>> Start Data in this exercise

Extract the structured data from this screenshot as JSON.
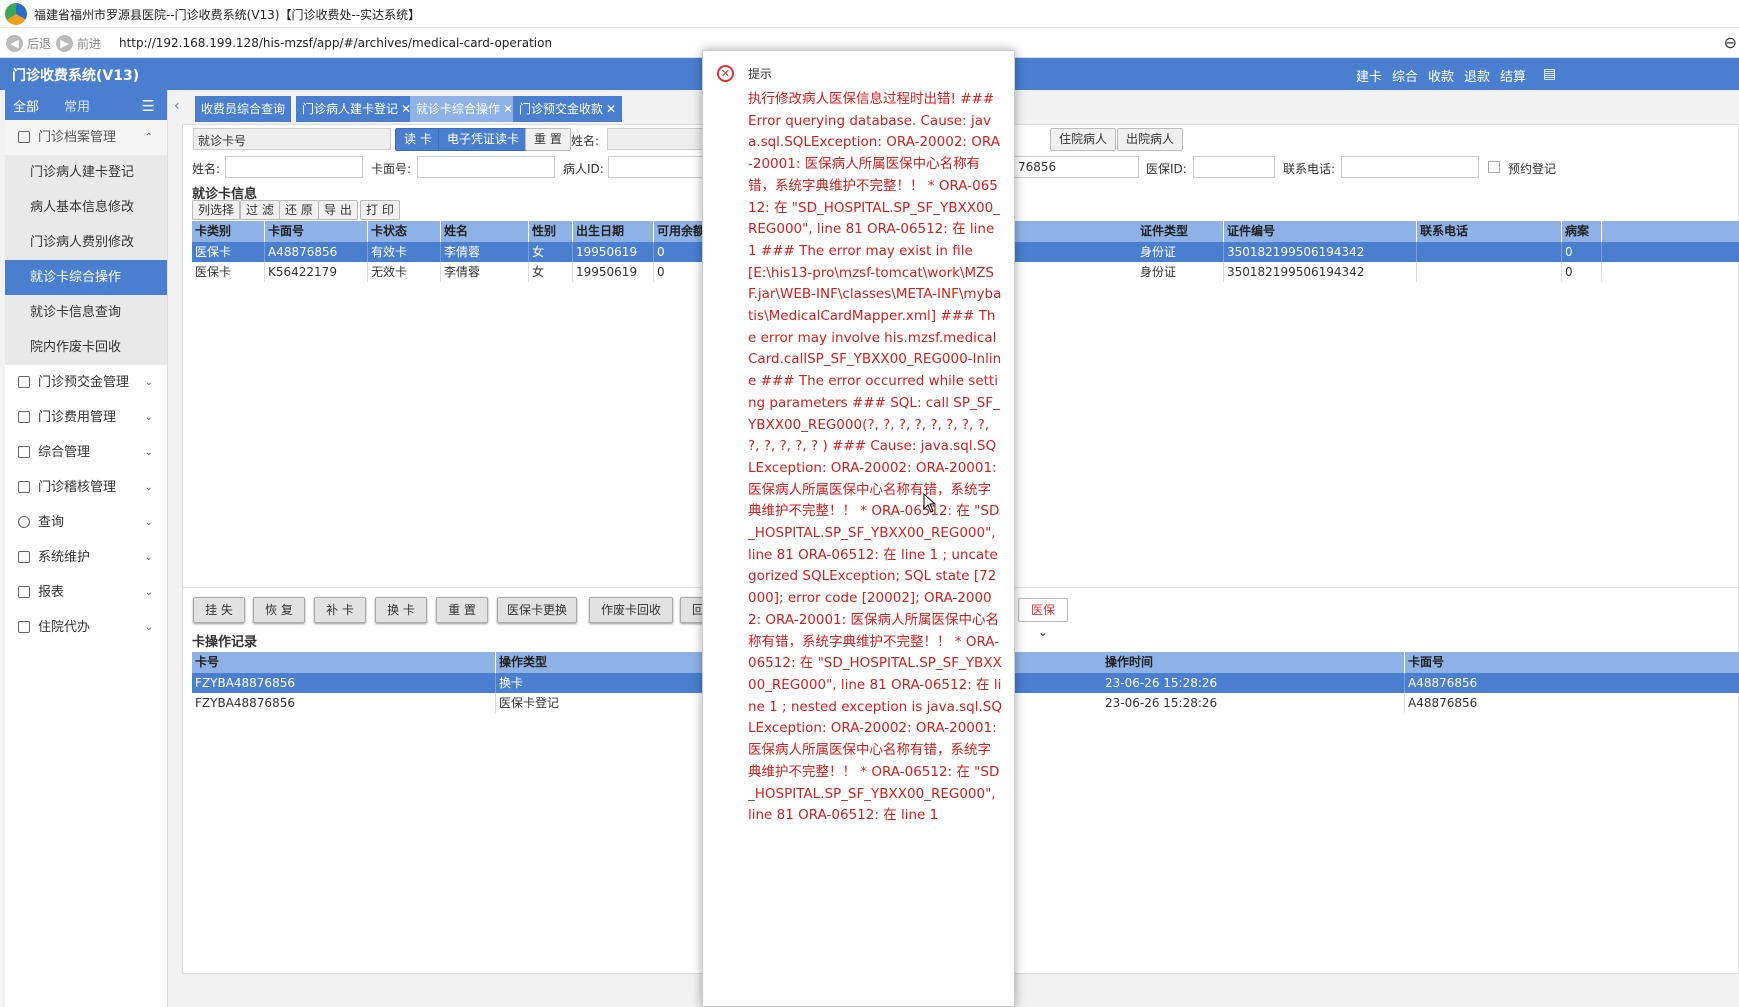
{
  "window": {
    "title": "福建省福州市罗源县医院--门诊收费系统(V13)【门诊收费处--实达系统】",
    "back_label": "后退",
    "forward_label": "前进",
    "url": "http://192.168.199.128/his-mzsf/app/#/archives/medical-card-operation"
  },
  "header": {
    "system_name": "门诊收费系统(V13)",
    "menus": [
      "建卡",
      "综合",
      "收款",
      "退款",
      "结算"
    ]
  },
  "sidebar": {
    "tabs": [
      "全部",
      "常用"
    ],
    "groups": [
      {
        "label": "门诊档案管理",
        "open": true,
        "items": [
          "门诊病人建卡登记",
          "病人基本信息修改",
          "门诊病人费别修改",
          "就诊卡综合操作",
          "就诊卡信息查询",
          "院内作废卡回收"
        ]
      },
      {
        "label": "门诊预交金管理"
      },
      {
        "label": "门诊费用管理"
      },
      {
        "label": "综合管理"
      },
      {
        "label": "门诊稽核管理"
      },
      {
        "label": "查询"
      },
      {
        "label": "系统维护"
      },
      {
        "label": "报表"
      },
      {
        "label": "住院代办"
      }
    ],
    "active_item": "就诊卡综合操作"
  },
  "tabs": [
    {
      "label": "收费员综合查询",
      "closable": false
    },
    {
      "label": "门诊病人建卡登记",
      "closable": true
    },
    {
      "label": "就诊卡综合操作",
      "closable": true
    },
    {
      "label": "门诊预交金收款",
      "closable": true
    }
  ],
  "toolbar": {
    "card_type_select": "就诊卡号",
    "read_card": "读 卡",
    "e_voucher": "电子凭证读卡",
    "reset": "重 置",
    "name_label": "姓名:",
    "inpatient": "住院病人",
    "discharged": "出院病人"
  },
  "filters": {
    "name_label": "姓名:",
    "card_label": "卡面号:",
    "patient_id_label": "病人ID:",
    "partial_value": "76856",
    "insurance_id_label": "医保ID:",
    "phone_label": "联系电话:",
    "appointment_label": "预约登记"
  },
  "card_section": {
    "title": "就诊卡信息",
    "actions": [
      "列选择",
      "过 滤",
      "还 原",
      "导 出",
      "打 印"
    ],
    "columns_left": [
      "卡类别",
      "卡面号",
      "卡状态",
      "姓名",
      "性别",
      "出生日期",
      "可用余额"
    ],
    "columns_right": [
      "证件类型",
      "证件编号",
      "联系电话",
      "病案"
    ],
    "rows": [
      {
        "type": "医保卡",
        "card_no": "A48876856",
        "status": "有效卡",
        "name": "李倩蓉",
        "sex": "女",
        "birth": "19950619",
        "balance": "0",
        "id_type": "身份证",
        "id_no": "350182199506194342",
        "phone": "",
        "record": "0"
      },
      {
        "type": "医保卡",
        "card_no": "K56422179",
        "status": "无效卡",
        "name": "李倩蓉",
        "sex": "女",
        "birth": "19950619",
        "balance": "0",
        "id_type": "身份证",
        "id_no": "350182199506194342",
        "phone": "",
        "record": "0"
      }
    ]
  },
  "card_actions": [
    "挂 失",
    "恢 复",
    "补 卡",
    "换 卡",
    "重 置",
    "医保卡更换",
    "作废卡回收",
    "回收"
  ],
  "card_actions_right": "医保",
  "ops_section": {
    "title": "卡操作记录",
    "columns_left": [
      "卡号",
      "操作类型"
    ],
    "columns_right": [
      "操作时间",
      "卡面号"
    ],
    "rows": [
      {
        "card": "FZYBA48876856",
        "op": "换卡",
        "time": "23-06-26 15:28:26",
        "face": "A48876856"
      },
      {
        "card": "FZYBA48876856",
        "op": "医保卡登记",
        "time": "23-06-26 15:28:26",
        "face": "A48876856"
      }
    ]
  },
  "dialog": {
    "title": "提示",
    "message": "执行修改病人医保信息过程时出错! ### Error querying database. Cause: java.sql.SQLException: ORA-20002: ORA-20001: 医保病人所属医保中心名称有错，系统字典维护不完整！！ * ORA-06512: 在 \"SD_HOSPITAL.SP_SF_YBXX00_REG000\", line 81 ORA-06512: 在 line 1 ### The error may exist in file [E:\\his13-pro\\mzsf-tomcat\\work\\MZSF.jar\\WEB-INF\\classes\\META-INF\\mybatis\\MedicalCardMapper.xml] ### The error may involve his.mzsf.medicalCard.callSP_SF_YBXX00_REG000-Inline ### The error occurred while setting parameters ### SQL: call SP_SF_YBXX00_REG000(?, ?, ?, ?, ?, ?, ?, ?, ?, ?, ?, ?, ?         ) ### Cause: java.sql.SQLException: ORA-20002: ORA-20001: 医保病人所属医保中心名称有错，系统字典维护不完整！！ * ORA-06512: 在 \"SD_HOSPITAL.SP_SF_YBXX00_REG000\", line 81 ORA-06512: 在 line 1 ; uncategorized SQLException; SQL state [72000]; error code [20002]; ORA-20002: ORA-20001: 医保病人所属医保中心名称有错，系统字典维护不完整！！ * ORA-06512: 在 \"SD_HOSPITAL.SP_SF_YBXX00_REG000\", line 81 ORA-06512: 在 line 1 ; nested exception is java.sql.SQLException: ORA-20002: ORA-20001: 医保病人所属医保中心名称有错，系统字典维护不完整！！ * ORA-06512: 在 \"SD_HOSPITAL.SP_SF_YBXX00_REG000\", line 81 ORA-06512: 在 line 1"
  },
  "colors": {
    "accent": "#4a7fd0",
    "header_row": "#8fb2e6",
    "error_text": "#d42020"
  }
}
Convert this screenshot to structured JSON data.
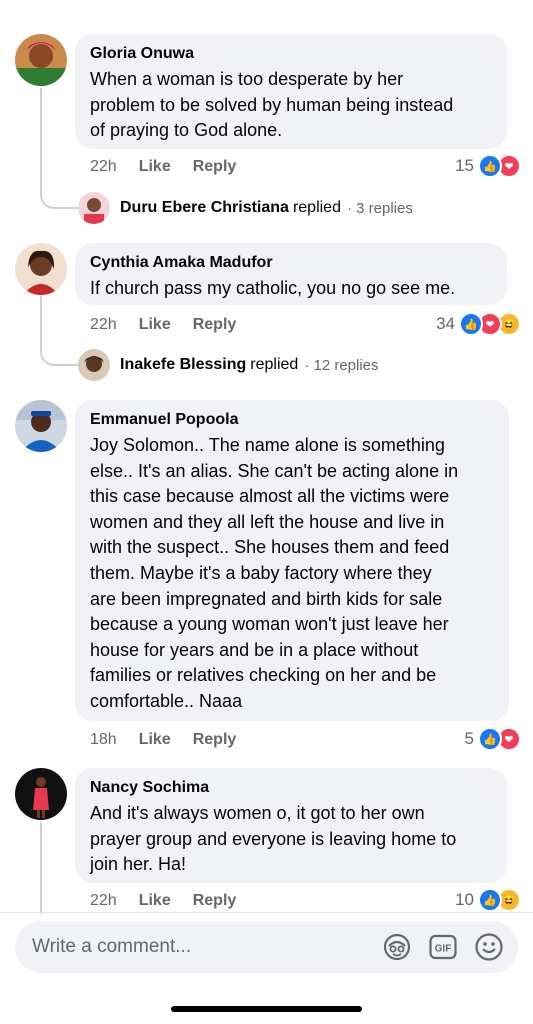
{
  "comments": [
    {
      "author": "Gloria Onuwa",
      "text": "When a woman is too desperate by her\nproblem to be solved by human being instead\nof praying to God alone.",
      "time": "22h",
      "like_label": "Like",
      "reply_label": "Reply",
      "reaction_count": "15",
      "reactions": [
        "like",
        "love"
      ],
      "reply_summary": {
        "name": "Duru Ebere Christiana",
        "verb": "replied",
        "count": "· 3 replies"
      }
    },
    {
      "author": "Cynthia Amaka Madufor",
      "text": "If church pass my catholic, you no go see me.",
      "time": "22h",
      "like_label": "Like",
      "reply_label": "Reply",
      "reaction_count": "34",
      "reactions": [
        "like",
        "love",
        "haha"
      ],
      "reply_summary": {
        "name": "Inakefe Blessing",
        "verb": "replied",
        "count": "· 12 replies"
      }
    },
    {
      "author": "Emmanuel Popoola",
      "text": "Joy Solomon.. The name alone is something\nelse.. It's an alias. She can't be acting alone in\nthis case because almost all the victims were\nwomen and they all left the house and live in\nwith the suspect.. She houses them and feed\nthem. Maybe it's a baby factory where they\nare been impregnated and birth kids for sale\nbecause a young woman won't just leave her\nhouse for years and be in a place without\nfamilies or relatives checking on her and be\ncomfortable.. Naaa",
      "time": "18h",
      "like_label": "Like",
      "reply_label": "Reply",
      "reaction_count": "5",
      "reactions": [
        "like",
        "love"
      ]
    },
    {
      "author": "Nancy Sochima",
      "text": "And it's always women o, it got to her own\nprayer group and everyone is leaving home to\njoin her. Ha!",
      "time": "22h",
      "like_label": "Like",
      "reply_label": "Reply",
      "reaction_count": "10",
      "reactions": [
        "like",
        "haha"
      ]
    }
  ],
  "composer": {
    "placeholder": "Write a comment..."
  },
  "colors": {
    "like": "#1877f2",
    "love": "#f33e58",
    "haha": "#f7b928",
    "bubble": "#f0f2f5",
    "meta": "#65676b"
  }
}
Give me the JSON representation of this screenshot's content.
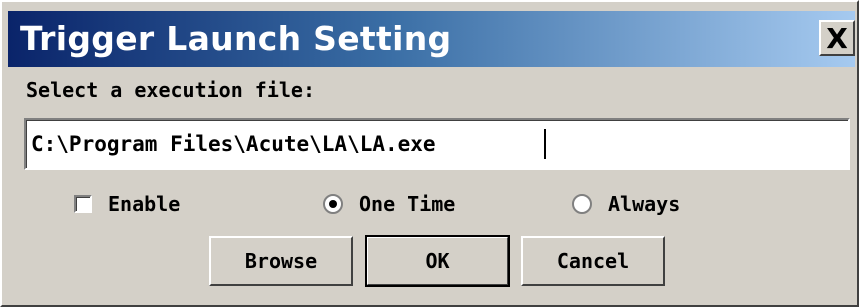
{
  "dialog": {
    "title": "Trigger Launch Setting",
    "close_label": "X",
    "prompt": "Select a execution file:",
    "file_path": "C:\\Program Files\\Acute\\LA\\LA.exe"
  },
  "options": {
    "enable": {
      "label": "Enable",
      "checked": false
    },
    "one_time": {
      "label": "One Time",
      "selected": true
    },
    "always": {
      "label": "Always",
      "selected": false
    }
  },
  "buttons": {
    "browse": "Browse",
    "ok": "OK",
    "cancel": "Cancel"
  },
  "colors": {
    "titlebar_start": "#0a246a",
    "titlebar_end": "#a6caf0",
    "face": "#d4d0c8"
  }
}
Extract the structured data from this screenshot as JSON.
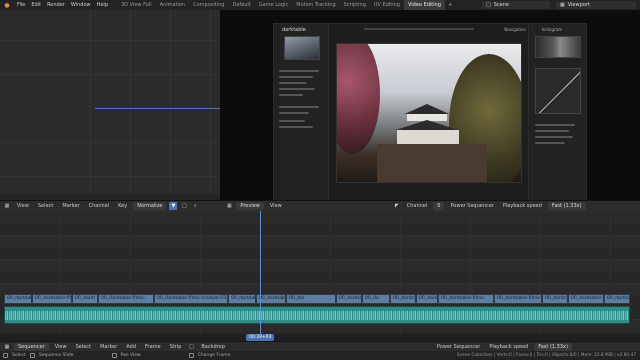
{
  "topbar": {
    "menu": [
      "File",
      "Edit",
      "Render",
      "Window",
      "Help"
    ],
    "workspaces": [
      "3D View Full",
      "Animation",
      "Compositing",
      "Default",
      "Game Logic",
      "Motion Tracking",
      "Scripting",
      "UV Editing",
      "Video Editing"
    ],
    "active_workspace": "Video Editing",
    "add_tab": "+",
    "scene_label": "Scene",
    "view_layer_label": "Viewport"
  },
  "darktable": {
    "app_title": "darktable",
    "histogram_label": "histogram",
    "module_label": "Navigation"
  },
  "sequencer_header": {
    "menus": [
      "View",
      "Select",
      "Marker",
      "Channel",
      "Key"
    ],
    "normalize_label": "Normalize",
    "preview_label": "Preview",
    "view_label": "View",
    "channel_label": "Channel",
    "channel_value": "0",
    "power_sequencer_label": "Power Sequencer",
    "playback_speed_label": "Playback speed",
    "fast_label": "Fast (1.33x)"
  },
  "strips": [
    {
      "label": "00_darktable-"
    },
    {
      "label": "00_darktable-films-"
    },
    {
      "label": "00_darkt"
    },
    {
      "label": "00_darktable-films-"
    },
    {
      "label": "00_darktable-films-module-037-"
    },
    {
      "label": "00_darktable-fil"
    },
    {
      "label": "00_darktable-films-mod"
    },
    {
      "label": "00_dar"
    },
    {
      "label": "00_darktable-films-"
    },
    {
      "label": "00_da"
    },
    {
      "label": "00_darktable-fi"
    },
    {
      "label": "00_dark"
    },
    {
      "label": "00_darktable-films-"
    },
    {
      "label": "00_darktable-films-m"
    },
    {
      "label": "00_darkta"
    },
    {
      "label": "00_darktable-films"
    },
    {
      "label": "00_darkta"
    }
  ],
  "playhead": {
    "frame_label": "00:39+03"
  },
  "sequencer_footer": {
    "editor_label": "Sequencer",
    "menus": [
      "View",
      "Select",
      "Marker",
      "Add",
      "Frame",
      "Strip"
    ],
    "backdrop_label": "Backdrop",
    "power_sequencer_label": "Power Sequencer",
    "playback_speed_label": "Playback speed",
    "fast_label": "Fast (1.33x)"
  },
  "statusbar": {
    "select": "Select",
    "sequence_slide": "Sequence Slide",
    "pan_view": "Pan View",
    "change_frame": "Change Frame",
    "stats": "Scene Collection | Verts:0 | Faces:0 | Tris:0 | Objects:0/0 | Mem: 22.8 MiB | v2.80.47"
  },
  "colors": {
    "accent": "#4772b3",
    "video_strip": "#5d7ea1",
    "audio_strip": "#2f8c86"
  }
}
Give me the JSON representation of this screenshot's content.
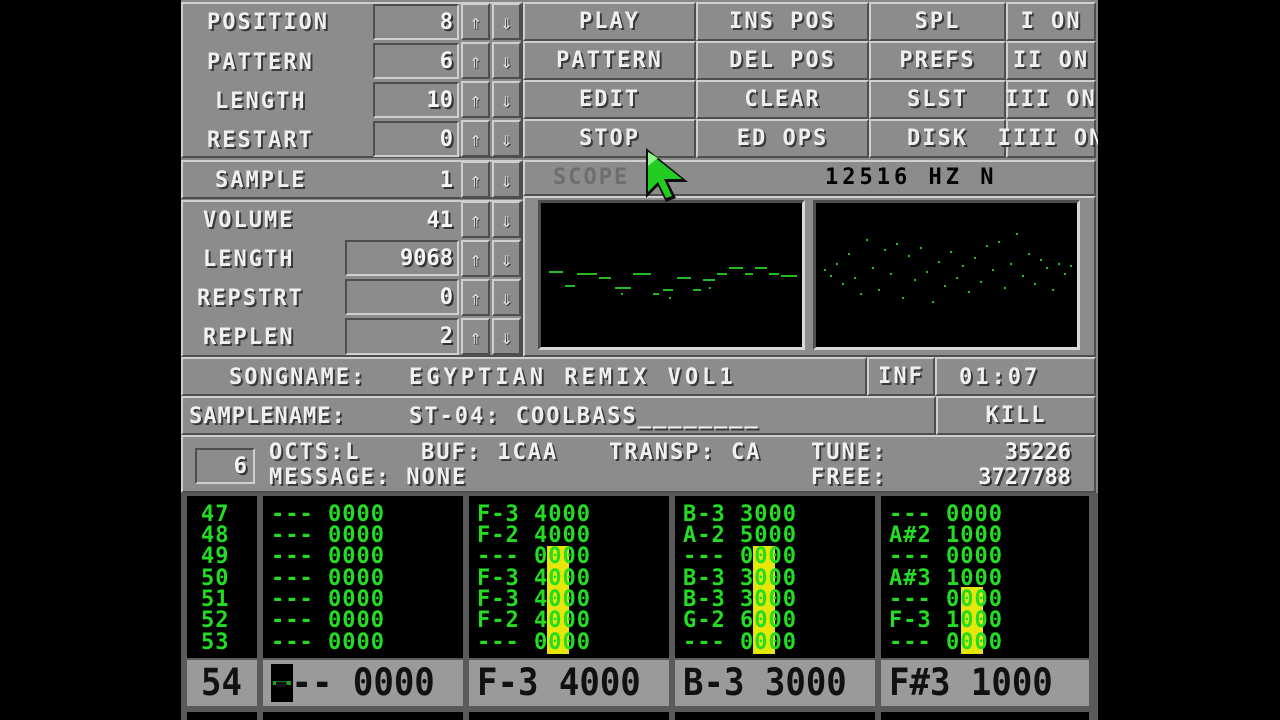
{
  "song_controls": {
    "position": {
      "label": "POSITION",
      "value": "8"
    },
    "pattern": {
      "label": "PATTERN",
      "value": "6"
    },
    "length": {
      "label": "LENGTH",
      "value": "10"
    },
    "restart": {
      "label": "RESTART",
      "value": "0"
    }
  },
  "arrows": {
    "up": "⇑",
    "down": "⇓"
  },
  "buttons": {
    "play": "PLAY",
    "pattern": "PATTERN",
    "edit": "EDIT",
    "stop": "STOP",
    "ins_pos": "INS POS",
    "del_pos": "DEL POS",
    "clear": "CLEAR",
    "ed_ops": "ED OPS",
    "spl": "SPL",
    "prefs": "PREFS",
    "slst": "SLST",
    "disk": "DISK",
    "kill": "KILL"
  },
  "channels": [
    {
      "label": "I ON"
    },
    {
      "label": "II ON"
    },
    {
      "label": "III ON"
    },
    {
      "label": "IIII ON"
    }
  ],
  "sample": {
    "label": "SAMPLE",
    "value": "1"
  },
  "sample_params": {
    "volume": {
      "label": "VOLUME",
      "value": "41"
    },
    "length": {
      "label": "LENGTH",
      "value": "9068"
    },
    "repstrt": {
      "label": "REPSTRT",
      "value": "0"
    },
    "replen": {
      "label": "REPLEN",
      "value": "2"
    }
  },
  "scope": {
    "label": "SCOPE",
    "freq": "12516 HZ N"
  },
  "songname": {
    "label": "SONGNAME:",
    "value": "EGYPTIAN REMIX VOL1"
  },
  "inf": "INF",
  "time": "01:07",
  "samplename": {
    "label": "SAMPLENAME:",
    "value": "ST-04: COOLBASS________"
  },
  "info": {
    "number": "6",
    "octs": "OCTS:L",
    "buf": "BUF: 1CAA",
    "transp": "TRANSP: CA",
    "tune_label": "TUNE:",
    "tune_value": "35226",
    "message": "MESSAGE: NONE",
    "free_label": "FREE:",
    "free_value": "3727788"
  },
  "pattern_editor": {
    "rows": [
      "47",
      "48",
      "49",
      "50",
      "51",
      "52",
      "53"
    ],
    "tracks": [
      [
        "--- 0000",
        "--- 0000",
        "--- 0000",
        "--- 0000",
        "--- 0000",
        "--- 0000",
        "--- 0000"
      ],
      [
        "F-3 4000",
        "F-2 4000",
        "--- 0000",
        "F-3 4000",
        "F-3 4000",
        "F-2 4000",
        "--- 0000"
      ],
      [
        "B-3 3000",
        "A-2 5000",
        "--- 0000",
        "B-3 3000",
        "B-3 3000",
        "G-2 6000",
        "--- 0000"
      ],
      [
        "--- 0000",
        "A#2 1000",
        "--- 0000",
        "A#3 1000",
        "--- 0000",
        "F-3 1000",
        "--- 0000"
      ]
    ],
    "vu_levels": [
      0.0,
      0.52,
      0.52,
      0.32
    ],
    "current": {
      "row": "54",
      "cells": [
        "--- 0000",
        "F-3 4000",
        "B-3 3000",
        "F#3 1000"
      ]
    }
  },
  "colors": {
    "panel": "#888888",
    "text_green": "#22dd22",
    "vu": "#e6e60a",
    "cursor": "#1a9f1a"
  },
  "pointer_icon": "green-arrow-cursor-icon"
}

>> End Data in this exercise

Exercise requirements: Look for the word "cursor" and return every line where it occurs.

Written solution:
    "cursor": "#1a9f1a"
  "pointer_icon": "green-arrow-cursor-icon"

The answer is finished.